(Beginning of DATA)

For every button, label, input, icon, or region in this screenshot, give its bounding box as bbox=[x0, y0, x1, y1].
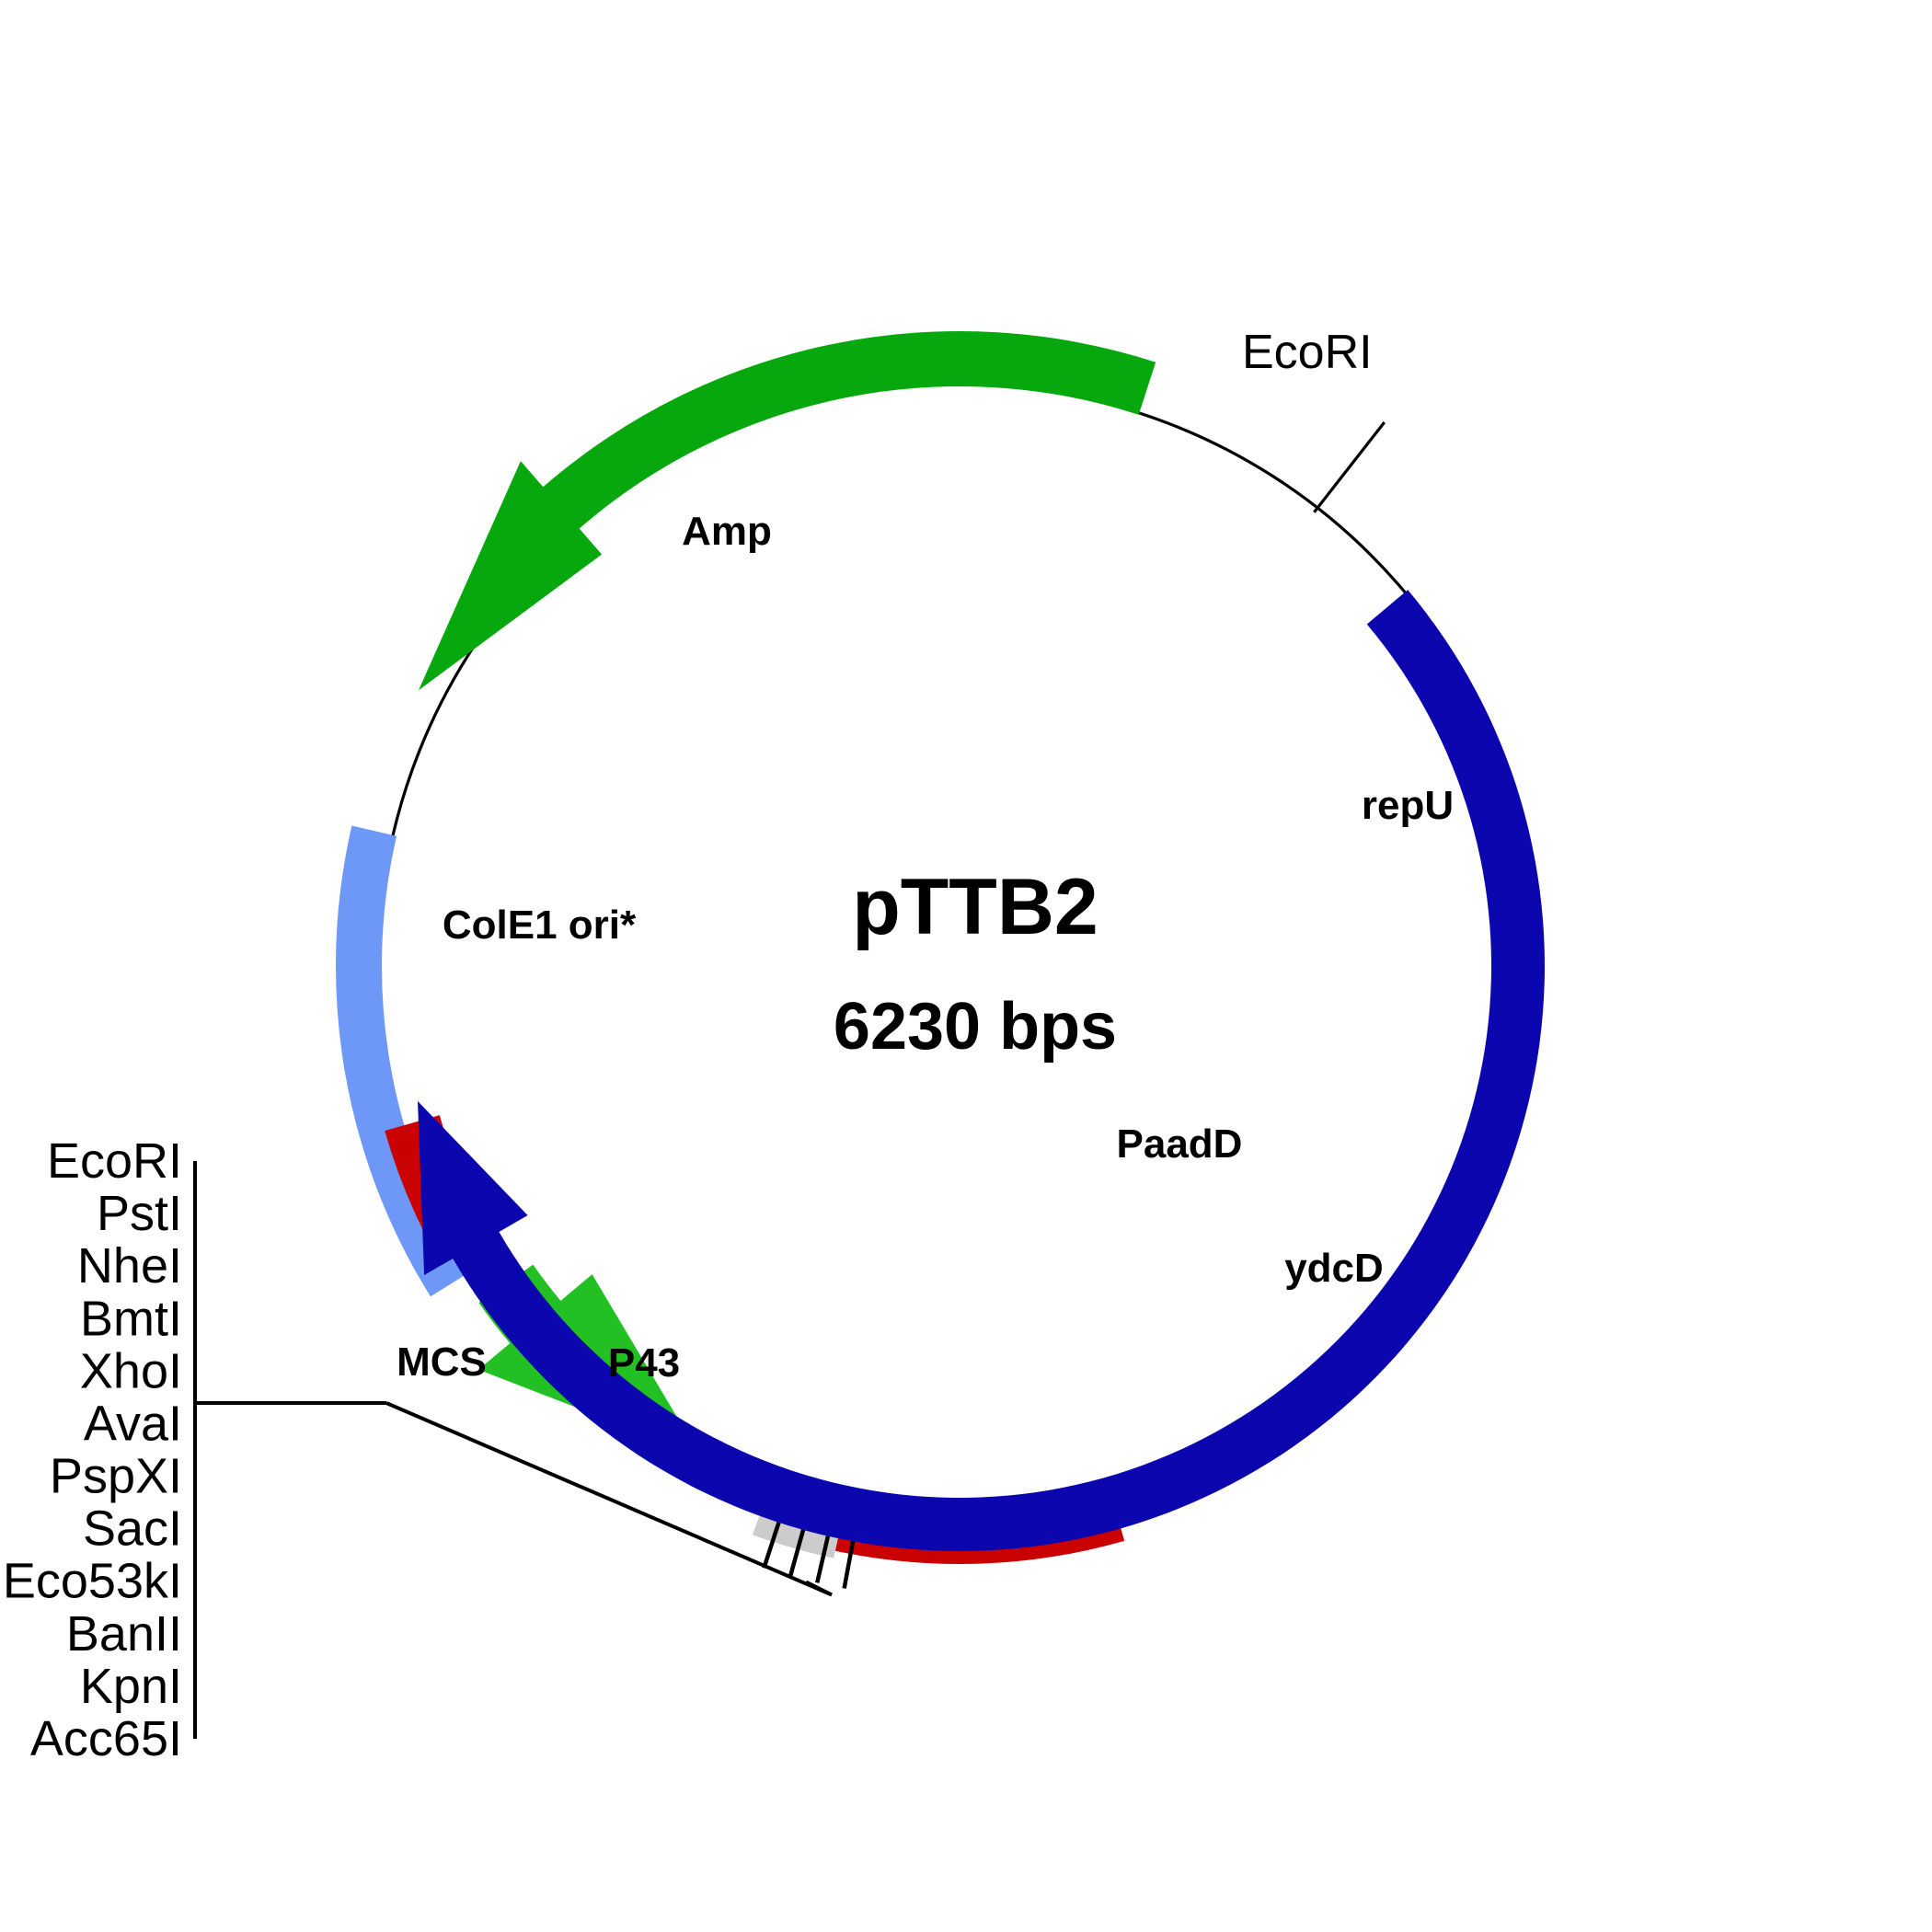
enzyme-label-bmti: BmtI bbox=[80, 1291, 182, 1346]
enzyme-label-list: EcoRIPstINheIBmtIXhoIAvaIPspXISacIEco53k… bbox=[3, 1133, 182, 1766]
plasmid-map-figure: EcoRIPstINheIBmtIXhoIAvaIPspXISacIEco53k… bbox=[0, 0, 1932, 1932]
feature-label-amp: Amp bbox=[682, 509, 772, 554]
feature-label-mcs: MCS bbox=[397, 1340, 487, 1385]
feature-label-paadd: PaadD bbox=[1117, 1121, 1243, 1167]
plasmid-map-canvas: EcoRIPstINheIBmtIXhoIAvaIPspXISacIEco53k… bbox=[0, 0, 1932, 1932]
enzyme-label-eco53ki: Eco53kI bbox=[3, 1554, 182, 1609]
enzyme-label-ecori: EcoRI bbox=[47, 1133, 182, 1189]
plasmid-name-title: pTTB2 bbox=[852, 863, 1098, 951]
feature-label-repu: repU bbox=[1362, 783, 1454, 828]
feature-label-cole1-ori: ColE1 ori* bbox=[443, 903, 637, 948]
feature-label-ydcd: ydcD bbox=[1284, 1246, 1384, 1291]
site-label-ecori: EcoRI bbox=[1242, 326, 1373, 379]
feature-label-p43: P43 bbox=[608, 1340, 680, 1386]
enzyme-label-psti: PstI bbox=[97, 1186, 182, 1241]
ecori-site-tick bbox=[1314, 422, 1384, 512]
enzyme-label-kpni: KpnI bbox=[80, 1659, 182, 1714]
enzyme-label-saci: SacI bbox=[83, 1501, 182, 1557]
plasmid-size-label: 6230 bps bbox=[834, 990, 1117, 1064]
enzyme-label-avai: AvaI bbox=[84, 1396, 182, 1451]
enzyme-label-xhoi: XhoI bbox=[80, 1343, 182, 1398]
enzyme-label-pspxi: PspXI bbox=[50, 1449, 182, 1504]
enzyme-label-nhei: NheI bbox=[77, 1238, 182, 1294]
enzyme-label-banii: BanII bbox=[66, 1606, 182, 1662]
feature-repu bbox=[418, 590, 1545, 1551]
enzyme-label-acc65i: Acc65I bbox=[30, 1711, 182, 1766]
feature-amp bbox=[419, 331, 1156, 690]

(End of DATA)

■ AIM OF THE EXERCISE ■
Copy out every line of the data that includes "feature".

■ RESPONSE ■
feature-label-amp: Amp bbox=[682, 509, 772, 554]
feature-label-mcs: MCS bbox=[397, 1340, 487, 1385]
feature-label-paadd: PaadD bbox=[1117, 1121, 1243, 1167]
feature-label-repu: repU bbox=[1362, 783, 1454, 828]
feature-label-cole1-ori: ColE1 ori* bbox=[443, 903, 637, 948]
feature-label-ydcd: ydcD bbox=[1284, 1246, 1384, 1291]
feature-label-p43: P43 bbox=[608, 1340, 680, 1386]
feature-repu bbox=[418, 590, 1545, 1551]
feature-amp bbox=[419, 331, 1156, 690]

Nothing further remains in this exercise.